## What you will do
Would you pull out every line of the material that contains the string "search"?

* BEGIN Exercise materials *

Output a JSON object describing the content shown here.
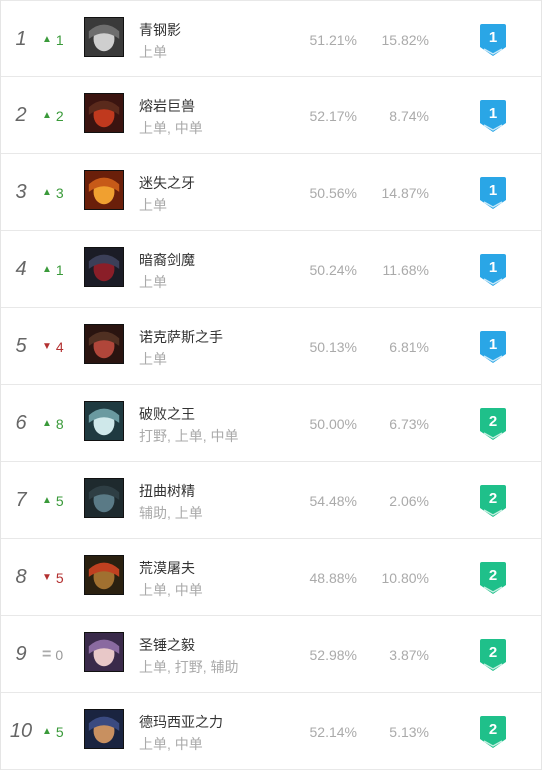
{
  "colors": {
    "tier1": "#2aa6e6",
    "tier2": "#1fc08a",
    "up": "#3a9a3a",
    "down": "#b33030"
  },
  "rows": [
    {
      "rank": "1",
      "dir": "up",
      "change": "1",
      "name": "青钢影",
      "lanes": "上单",
      "winrate": "51.21%",
      "pickrate": "15.82%",
      "tier": "1",
      "tier_color": "#2aa6e6",
      "portrait": [
        "#3a3a3a",
        "#cfcfcf",
        "#6e6e6e"
      ]
    },
    {
      "rank": "2",
      "dir": "up",
      "change": "2",
      "name": "熔岩巨兽",
      "lanes": "上单, 中单",
      "winrate": "52.17%",
      "pickrate": "8.74%",
      "tier": "1",
      "tier_color": "#2aa6e6",
      "portrait": [
        "#3b1410",
        "#c0391e",
        "#5a2a1c"
      ]
    },
    {
      "rank": "3",
      "dir": "up",
      "change": "3",
      "name": "迷失之牙",
      "lanes": "上单",
      "winrate": "50.56%",
      "pickrate": "14.87%",
      "tier": "1",
      "tier_color": "#2aa6e6",
      "portrait": [
        "#6a1f0a",
        "#f0a030",
        "#c75a18"
      ]
    },
    {
      "rank": "4",
      "dir": "up",
      "change": "1",
      "name": "暗裔剑魔",
      "lanes": "上单",
      "winrate": "50.24%",
      "pickrate": "11.68%",
      "tier": "1",
      "tier_color": "#2aa6e6",
      "portrait": [
        "#1b1c26",
        "#8a1e28",
        "#3b3f58"
      ]
    },
    {
      "rank": "5",
      "dir": "down",
      "change": "4",
      "name": "诺克萨斯之手",
      "lanes": "上单",
      "winrate": "50.13%",
      "pickrate": "6.81%",
      "tier": "1",
      "tier_color": "#2aa6e6",
      "portrait": [
        "#2a1410",
        "#b0463a",
        "#503022"
      ]
    },
    {
      "rank": "6",
      "dir": "up",
      "change": "8",
      "name": "破败之王",
      "lanes": "打野, 上单, 中单",
      "winrate": "50.00%",
      "pickrate": "6.73%",
      "tier": "2",
      "tier_color": "#1fc08a",
      "portrait": [
        "#1f3a40",
        "#cfe8ea",
        "#6a9aa0"
      ]
    },
    {
      "rank": "7",
      "dir": "up",
      "change": "5",
      "name": "扭曲树精",
      "lanes": "辅助, 上单",
      "winrate": "54.48%",
      "pickrate": "2.06%",
      "tier": "2",
      "tier_color": "#1fc08a",
      "portrait": [
        "#1e2a2e",
        "#5a7a86",
        "#2e3e44"
      ]
    },
    {
      "rank": "8",
      "dir": "down",
      "change": "5",
      "name": "荒漠屠夫",
      "lanes": "上单, 中单",
      "winrate": "48.88%",
      "pickrate": "10.80%",
      "tier": "2",
      "tier_color": "#1fc08a",
      "portrait": [
        "#2a2010",
        "#a07030",
        "#c04020"
      ]
    },
    {
      "rank": "9",
      "dir": "same",
      "change": "0",
      "name": "圣锤之毅",
      "lanes": "上单, 打野, 辅助",
      "winrate": "52.98%",
      "pickrate": "3.87%",
      "tier": "2",
      "tier_color": "#1fc08a",
      "portrait": [
        "#3a2a4a",
        "#e8c8c8",
        "#8a6aa0"
      ]
    },
    {
      "rank": "10",
      "dir": "up",
      "change": "5",
      "name": "德玛西亚之力",
      "lanes": "上单, 中单",
      "winrate": "52.14%",
      "pickrate": "5.13%",
      "tier": "2",
      "tier_color": "#1fc08a",
      "portrait": [
        "#1a2440",
        "#c89060",
        "#3a4a80"
      ]
    }
  ]
}
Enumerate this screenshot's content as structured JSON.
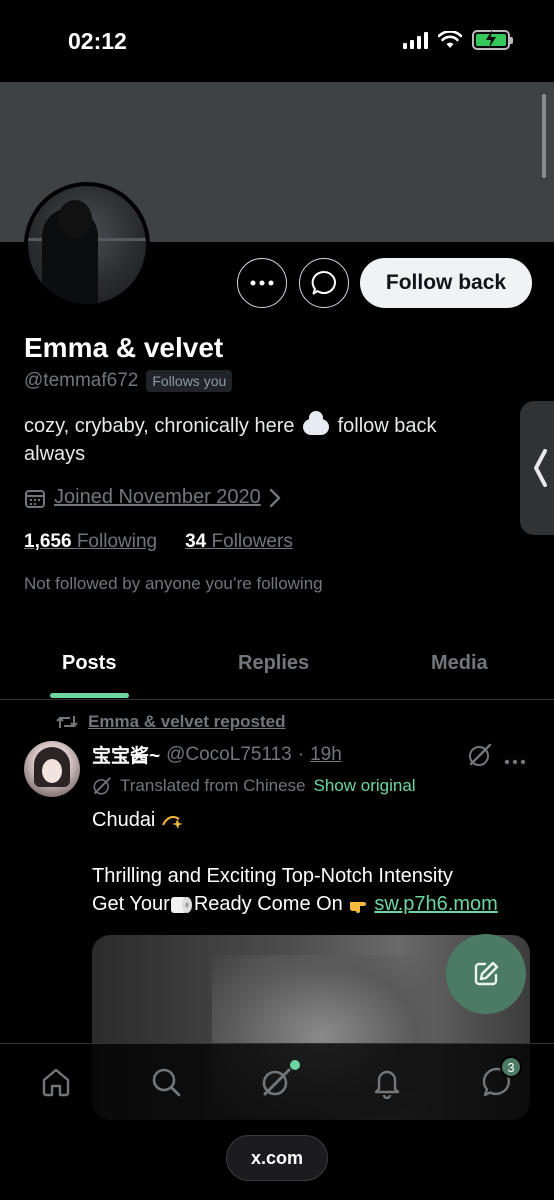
{
  "status_bar": {
    "time": "02:12"
  },
  "profile": {
    "display_name": "Emma & velvet",
    "handle": "@temmaf672",
    "follows_you_label": "Follows you",
    "bio_part1": "cozy, crybaby, chronically here",
    "bio_part2": "follow back always",
    "joined": "Joined November 2020",
    "following_count": "1,656",
    "following_label": "Following",
    "followers_count": "34",
    "followers_label": "Followers",
    "not_followed_note": "Not followed by anyone you’re following",
    "follow_back_label": "Follow back"
  },
  "tabs": [
    {
      "label": "Posts",
      "active": true
    },
    {
      "label": "Replies",
      "active": false
    },
    {
      "label": "Media",
      "active": false
    }
  ],
  "post": {
    "repost_by": "Emma & velvet reposted",
    "author_name": "宝宝酱~",
    "author_handle": "@CocoL75113",
    "separator": "·",
    "time": "19h",
    "translated_label": "Translated from Chinese",
    "show_original_label": "Show original",
    "line1": "Chudai",
    "line2": "Thrilling and Exciting Top-Notch Intensity",
    "line3_a": "Get Your",
    "line3_b": "Ready Come On",
    "link": "sw.p7h6.mom"
  },
  "nav": {
    "messages_badge": "3"
  },
  "browser": {
    "url": "x.com"
  },
  "colors": {
    "accent": "#6cd6a0",
    "fab": "#4b7a65",
    "banner": "#3e4245"
  },
  "icons": [
    "more-icon",
    "message-icon",
    "calendar-icon",
    "chevron-right-icon",
    "repost-icon",
    "grok-icon",
    "compose-icon",
    "home-icon",
    "search-icon",
    "bell-icon",
    "chat-icon"
  ]
}
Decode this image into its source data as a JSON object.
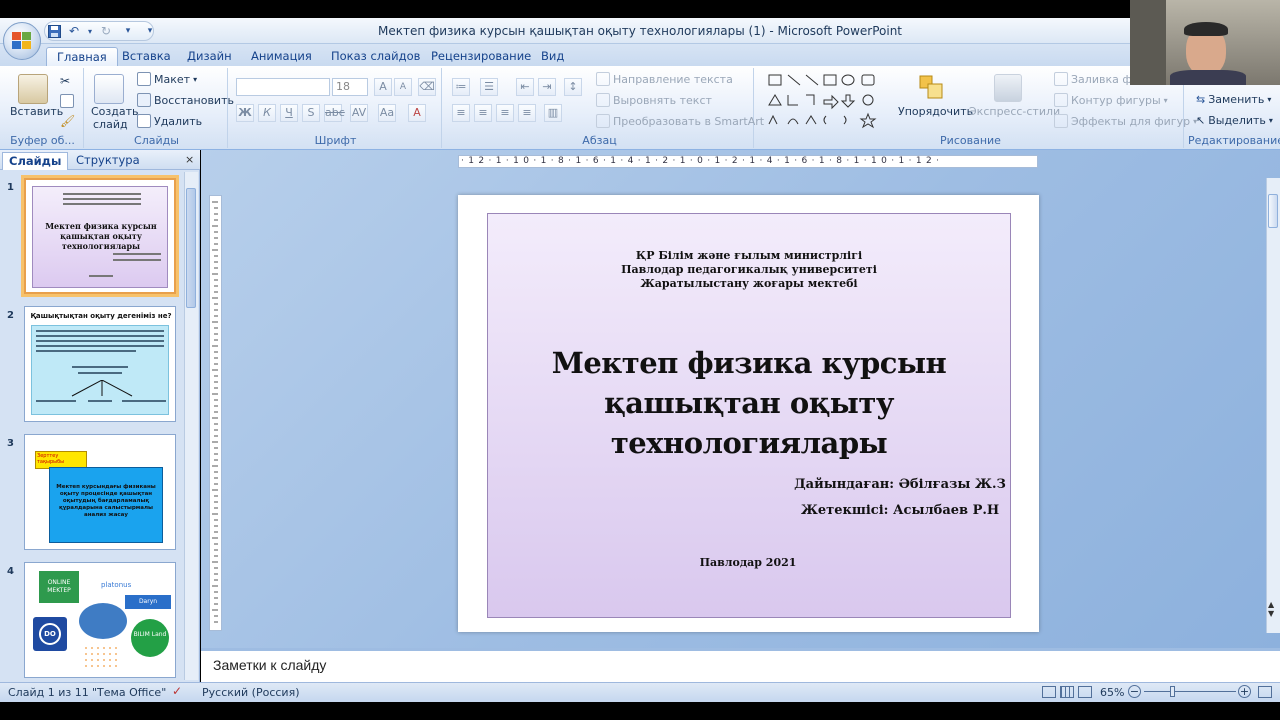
{
  "window": {
    "title": "Мектеп физика курсын қашықтан оқыту технологиялары (1) - Microsoft PowerPoint"
  },
  "tabs": [
    "Главная",
    "Вставка",
    "Дизайн",
    "Анимация",
    "Показ слайдов",
    "Рецензирование",
    "Вид"
  ],
  "ribbon": {
    "clipboard": {
      "label": "Буфер об...",
      "paste": "Вставить"
    },
    "slides": {
      "label": "Слайды",
      "new_slide_1": "Создать",
      "new_slide_2": "слайд",
      "layout": "Макет",
      "reset": "Восстановить",
      "delete": "Удалить"
    },
    "font": {
      "label": "Шрифт",
      "size": "18"
    },
    "paragraph": {
      "label": "Абзац",
      "text_direction": "Направление текста",
      "align_text": "Выровнять текст",
      "smartart": "Преобразовать в SmartArt"
    },
    "drawing": {
      "label": "Рисование",
      "arrange": "Упорядочить",
      "quick_styles": "Экспресс-стили",
      "shape_fill": "Заливка фи",
      "shape_outline": "Контур фигуры",
      "shape_effects": "Эффекты для фигур"
    },
    "editing": {
      "label": "Редактирование",
      "replace": "Заменить",
      "select": "Выделить"
    }
  },
  "pane": {
    "tab_slides": "Слайды",
    "tab_outline": "Структура",
    "close": "×"
  },
  "thumbnails": [
    {
      "num": "1"
    },
    {
      "num": "2"
    },
    {
      "num": "3"
    },
    {
      "num": "4"
    }
  ],
  "thumb2": {
    "title": "Қашықтықтан оқыту дегеніміз не?"
  },
  "thumb3": {
    "tag": "Зерттеу тақырыбы",
    "box": "Мектеп курсындағы физиканы оқыту процесінде қашықтан оқытудың бағдарламалық құралдарына салыстырмалы анализ жасау"
  },
  "thumb4": {
    "online": "ONLINE MEKTEP",
    "platonus": "platonus",
    "daryn": "Daryn",
    "do": "DO",
    "bilim": "BILIM Land"
  },
  "slide": {
    "header1": "ҚР Білім және ғылым министрлігі",
    "header2": "Павлодар педагогикалық университеті",
    "header3": "Жаратылыстану жоғары мектебі",
    "title1": "Мектеп физика курсын",
    "title2": "қашықтан оқыту технологиялары",
    "author": "Дайындаған: Әбілғазы Ж.З",
    "supervisor": "Жетекшісі: Асылбаев Р.Н",
    "city": "Павлодар  2021"
  },
  "ruler_h": "·12·1·10·1·8·1·6·1·4·1·2·1·0·1·2·1·4·1·6·1·8·1·10·1·12·",
  "notes": {
    "placeholder": "Заметки к слайду"
  },
  "status": {
    "slide": "Слайд 1 из 11",
    "theme": "\"Тема Office\"",
    "language": "Русский (Россия)",
    "zoom": "65%"
  },
  "colors": {
    "ribbon_blue": "#15428b",
    "slide_bg": "#e6dcf3",
    "workspace": "#9ebde3",
    "selection": "#e8a04c"
  }
}
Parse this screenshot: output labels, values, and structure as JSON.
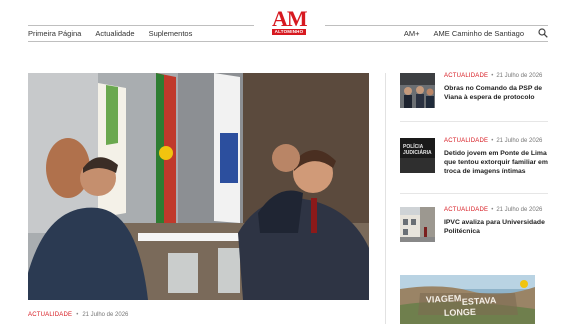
{
  "header": {
    "nav_left": [
      "Primeira Página",
      "Actualidade",
      "Suplementos"
    ],
    "nav_right": [
      "AM+",
      "AME Caminho de Santiago"
    ],
    "logo_text": "AM",
    "logo_sub": "ALTOMINHO",
    "search_icon": "search-icon"
  },
  "featured": {
    "category": "ACTUALIDADE",
    "separator": "•",
    "date": "21 Julho de 2026"
  },
  "side_items": [
    {
      "category": "ACTUALIDADE",
      "separator": "•",
      "date": "21 Julho de 2026",
      "title": "Obras no Comando da PSP de Viana à espera de protocolo"
    },
    {
      "category": "ACTUALIDADE",
      "separator": "•",
      "date": "21 Julho de 2026",
      "title": "Detido jovem em Ponte de Lima que tentou extorquir familiar em troca de imagens íntimas"
    },
    {
      "category": "ACTUALIDADE",
      "separator": "•",
      "date": "21 Julho de 2026",
      "title": "IPVC avaliza para Universidade Politécnica"
    }
  ],
  "colors": {
    "accent": "#d71920",
    "rule": "#bfbfbf"
  }
}
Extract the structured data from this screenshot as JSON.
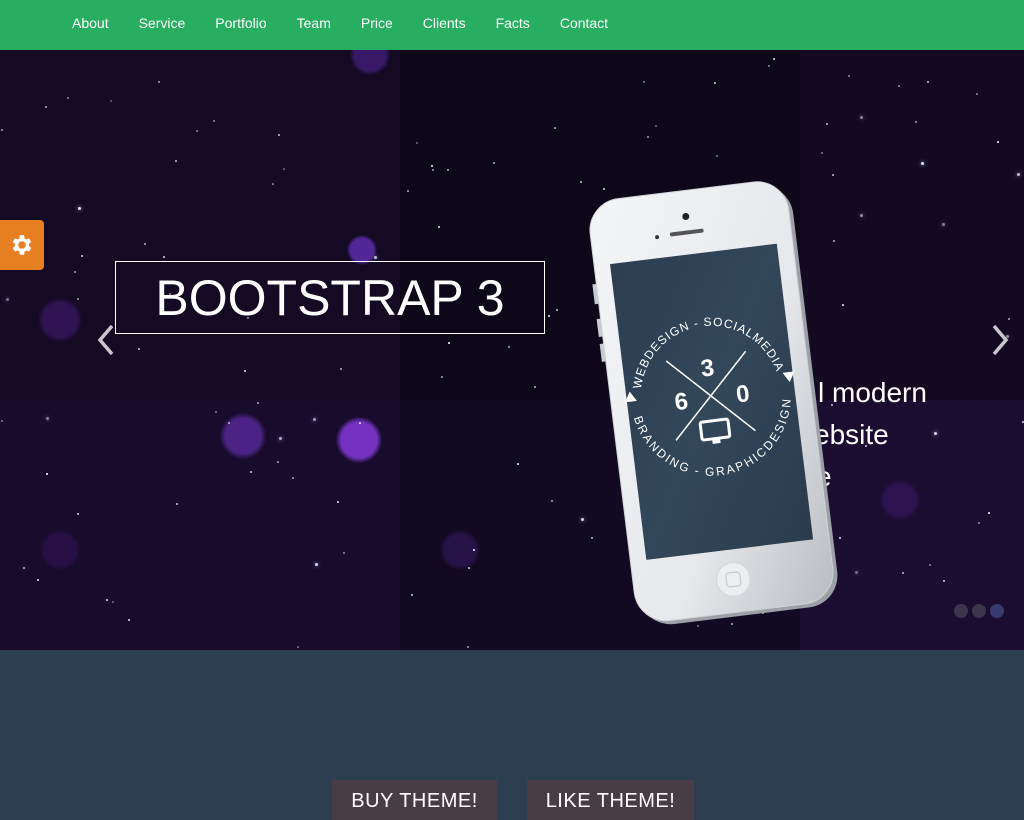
{
  "nav": {
    "items": [
      {
        "label": "About"
      },
      {
        "label": "Service"
      },
      {
        "label": "Portfolio"
      },
      {
        "label": "Team"
      },
      {
        "label": "Price"
      },
      {
        "label": "Clients"
      },
      {
        "label": "Facts"
      },
      {
        "label": "Contact"
      }
    ]
  },
  "settings": {
    "icon": "gear-icon"
  },
  "slider": {
    "title": "BOOTSTRAP 3",
    "caption_lines": [
      "l modern",
      "ebsite",
      "e"
    ],
    "prev_icon": "chevron-left-icon",
    "next_icon": "chevron-right-icon",
    "indicator_count": 3,
    "active_indicator": 3,
    "phone_screen": {
      "top_arc": "WEBDESIGN - SOCIALMEDIA",
      "bottom_arc": "BRANDING - GRAPHICDESIGN",
      "digits": [
        "3",
        "6",
        "0"
      ]
    }
  },
  "cta": {
    "buy_label": "BUY THEME!",
    "like_label": "LIKE THEME!"
  },
  "colors": {
    "nav_bg": "#27ae60",
    "settings_bg": "#e67e22",
    "section_bg": "#2c3e50",
    "button_bg": "#483d44"
  }
}
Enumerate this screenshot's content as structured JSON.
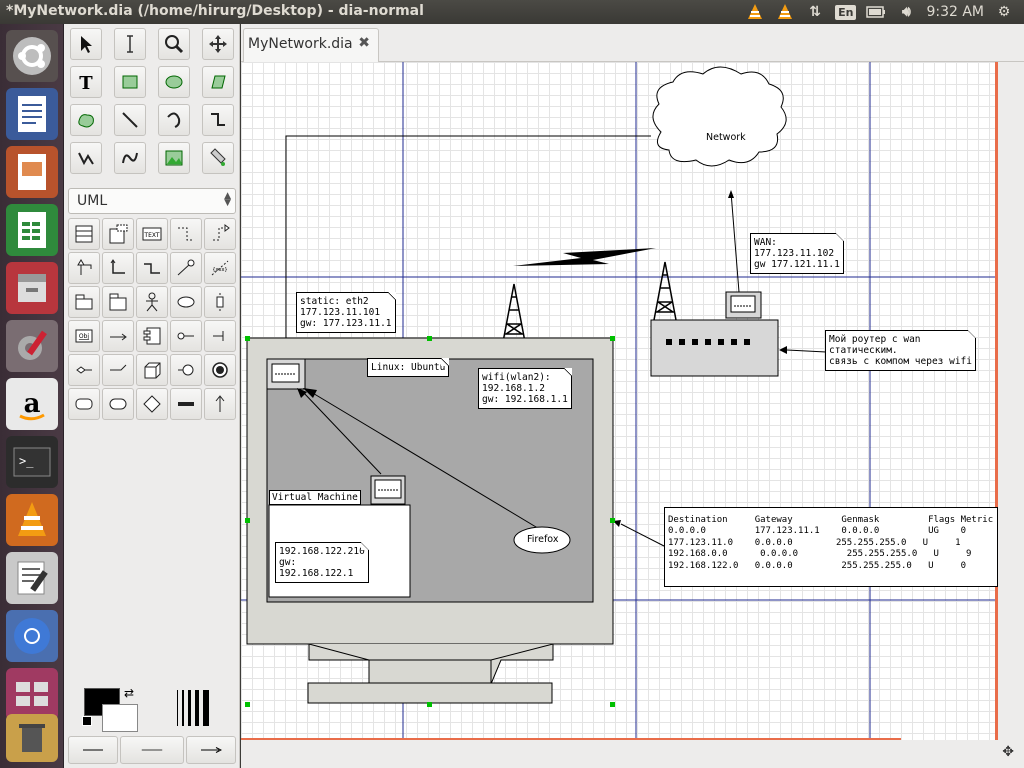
{
  "window": {
    "title": "*MyNetwork.dia (/home/hirurg/Desktop) - dia-normal"
  },
  "tray": {
    "language": "En",
    "clock": "9:32 AM"
  },
  "launcher": {
    "icons": [
      "ubuntu-dash-icon",
      "libreoffice-writer-icon",
      "libreoffice-impress-icon",
      "libreoffice-calc-icon",
      "file-manager-icon",
      "system-settings-icon",
      "amazon-icon",
      "terminal-icon",
      "vlc-icon",
      "text-editor-icon",
      "chromium-icon",
      "workspace-switcher-icon"
    ]
  },
  "toolbox": {
    "sheet_selector": "UML"
  },
  "tabs": [
    {
      "label": "MyNetwork.dia"
    }
  ],
  "diagram": {
    "cloud_label": "Network",
    "wan_note": "WAN:\n177.123.11.102\ngw 177.121.11.1",
    "static_note": "static: eth2\n177.123.11.101\ngw: 177.123.11.1",
    "linux_note": "Linux: Ubuntu",
    "wifi_note": "wifi(wlan2):\n192.168.1.2\ngw: 192.168.1.1",
    "router_note": "Мой роутер с wan\nстатическим.\nсвязь с компом через wifi",
    "vm_title": "Virtual Machine",
    "vm_note": "192.168.122.210\ngw:\n192.168.122.1",
    "firefox_label": "Firefox",
    "route_table": "Destination     Gateway         Genmask         Flags Metric\n0.0.0.0         177.123.11.1    0.0.0.0         UG    0\n177.123.11.0    0.0.0.0        255.255.255.0   U     1\n192.168.0.0      0.0.0.0         255.255.255.0   U     9\n192.168.122.0   0.0.0.0         255.255.255.0   U     0"
  },
  "colors": {
    "accent_orange": "#e96d4a",
    "guide_blue": "#1f2a8f",
    "handle_green": "#00c000"
  }
}
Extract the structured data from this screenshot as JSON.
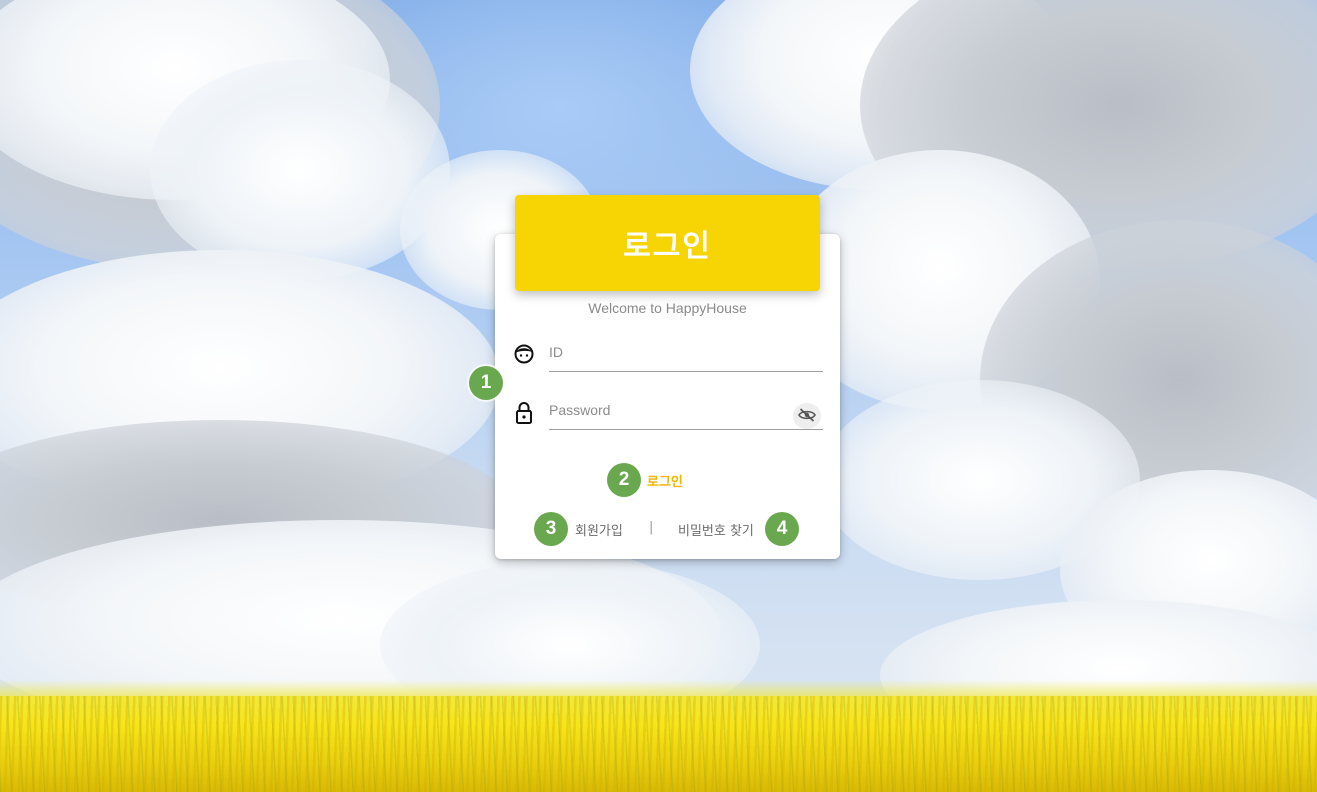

* END Exercise materials *

## Answer to the problem
    "search-icon",
    "search_icon": "search-icon"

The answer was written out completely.